Check each line of the listing, and copy it if it contains the word "text".

• **Input**
§ §

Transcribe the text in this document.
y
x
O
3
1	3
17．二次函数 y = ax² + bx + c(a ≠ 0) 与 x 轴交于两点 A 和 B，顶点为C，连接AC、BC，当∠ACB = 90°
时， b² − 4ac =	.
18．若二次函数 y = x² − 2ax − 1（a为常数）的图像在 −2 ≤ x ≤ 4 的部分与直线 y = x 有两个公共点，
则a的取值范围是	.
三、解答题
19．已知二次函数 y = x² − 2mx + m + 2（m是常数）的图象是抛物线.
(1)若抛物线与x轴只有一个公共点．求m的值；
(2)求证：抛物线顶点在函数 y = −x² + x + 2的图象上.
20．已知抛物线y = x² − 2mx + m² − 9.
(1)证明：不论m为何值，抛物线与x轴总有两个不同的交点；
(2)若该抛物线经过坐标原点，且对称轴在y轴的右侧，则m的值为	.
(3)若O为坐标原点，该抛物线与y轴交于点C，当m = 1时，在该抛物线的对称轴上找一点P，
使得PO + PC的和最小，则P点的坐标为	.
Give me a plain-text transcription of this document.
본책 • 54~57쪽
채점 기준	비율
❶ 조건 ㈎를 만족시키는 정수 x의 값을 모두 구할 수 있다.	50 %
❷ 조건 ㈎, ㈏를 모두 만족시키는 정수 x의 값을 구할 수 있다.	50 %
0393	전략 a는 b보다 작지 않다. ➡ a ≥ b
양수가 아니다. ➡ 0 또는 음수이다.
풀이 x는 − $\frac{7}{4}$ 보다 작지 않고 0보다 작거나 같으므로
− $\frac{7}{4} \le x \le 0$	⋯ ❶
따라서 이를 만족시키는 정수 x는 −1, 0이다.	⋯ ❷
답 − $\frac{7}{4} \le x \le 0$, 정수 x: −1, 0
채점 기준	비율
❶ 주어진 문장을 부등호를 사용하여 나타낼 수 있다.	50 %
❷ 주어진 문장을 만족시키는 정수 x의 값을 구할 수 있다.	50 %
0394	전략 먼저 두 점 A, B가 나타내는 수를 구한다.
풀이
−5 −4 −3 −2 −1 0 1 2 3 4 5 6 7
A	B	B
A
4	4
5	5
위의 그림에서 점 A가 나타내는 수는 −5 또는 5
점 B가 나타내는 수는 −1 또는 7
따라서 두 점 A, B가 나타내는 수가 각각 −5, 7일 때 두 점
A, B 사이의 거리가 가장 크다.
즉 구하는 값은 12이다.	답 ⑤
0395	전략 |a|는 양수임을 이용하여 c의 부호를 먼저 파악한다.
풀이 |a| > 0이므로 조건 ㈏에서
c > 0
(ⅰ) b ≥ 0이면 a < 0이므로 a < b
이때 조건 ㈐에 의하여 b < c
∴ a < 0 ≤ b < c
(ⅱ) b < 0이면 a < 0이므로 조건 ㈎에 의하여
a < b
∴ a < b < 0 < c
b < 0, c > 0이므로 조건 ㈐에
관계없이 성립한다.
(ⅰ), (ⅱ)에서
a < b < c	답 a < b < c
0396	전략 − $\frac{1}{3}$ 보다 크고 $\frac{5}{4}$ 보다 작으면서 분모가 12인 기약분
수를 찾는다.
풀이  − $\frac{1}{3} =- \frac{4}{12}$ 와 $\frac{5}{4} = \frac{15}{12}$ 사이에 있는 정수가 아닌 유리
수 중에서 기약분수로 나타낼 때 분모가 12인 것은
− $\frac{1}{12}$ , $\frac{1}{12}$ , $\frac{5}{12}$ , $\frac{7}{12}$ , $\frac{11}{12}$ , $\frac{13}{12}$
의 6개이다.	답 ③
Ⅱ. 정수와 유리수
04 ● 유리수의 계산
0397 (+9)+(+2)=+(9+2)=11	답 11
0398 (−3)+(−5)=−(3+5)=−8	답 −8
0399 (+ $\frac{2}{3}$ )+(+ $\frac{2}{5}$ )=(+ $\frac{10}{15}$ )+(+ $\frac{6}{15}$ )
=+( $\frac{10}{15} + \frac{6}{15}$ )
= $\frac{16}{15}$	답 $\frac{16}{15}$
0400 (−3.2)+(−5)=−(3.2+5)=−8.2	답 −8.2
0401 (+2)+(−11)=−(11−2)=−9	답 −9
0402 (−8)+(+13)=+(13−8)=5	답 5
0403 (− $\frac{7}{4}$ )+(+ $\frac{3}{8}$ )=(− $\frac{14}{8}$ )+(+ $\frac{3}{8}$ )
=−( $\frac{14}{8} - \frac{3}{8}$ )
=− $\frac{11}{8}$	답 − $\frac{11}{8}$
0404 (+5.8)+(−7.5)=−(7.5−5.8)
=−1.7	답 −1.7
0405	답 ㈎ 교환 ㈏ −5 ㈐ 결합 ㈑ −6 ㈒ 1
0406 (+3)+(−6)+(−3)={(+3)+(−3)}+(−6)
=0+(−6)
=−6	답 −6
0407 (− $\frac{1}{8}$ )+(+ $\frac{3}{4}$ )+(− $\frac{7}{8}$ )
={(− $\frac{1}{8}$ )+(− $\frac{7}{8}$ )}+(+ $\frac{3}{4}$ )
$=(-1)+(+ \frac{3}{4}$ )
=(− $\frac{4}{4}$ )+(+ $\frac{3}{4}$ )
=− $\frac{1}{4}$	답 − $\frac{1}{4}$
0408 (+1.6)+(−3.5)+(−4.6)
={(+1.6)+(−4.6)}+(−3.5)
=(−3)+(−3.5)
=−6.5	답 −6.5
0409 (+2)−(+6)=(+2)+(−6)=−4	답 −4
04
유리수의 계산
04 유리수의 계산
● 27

§ §

• **Final answer**
Transcribe the text in this document.
Give me a plain-text transcription of this document.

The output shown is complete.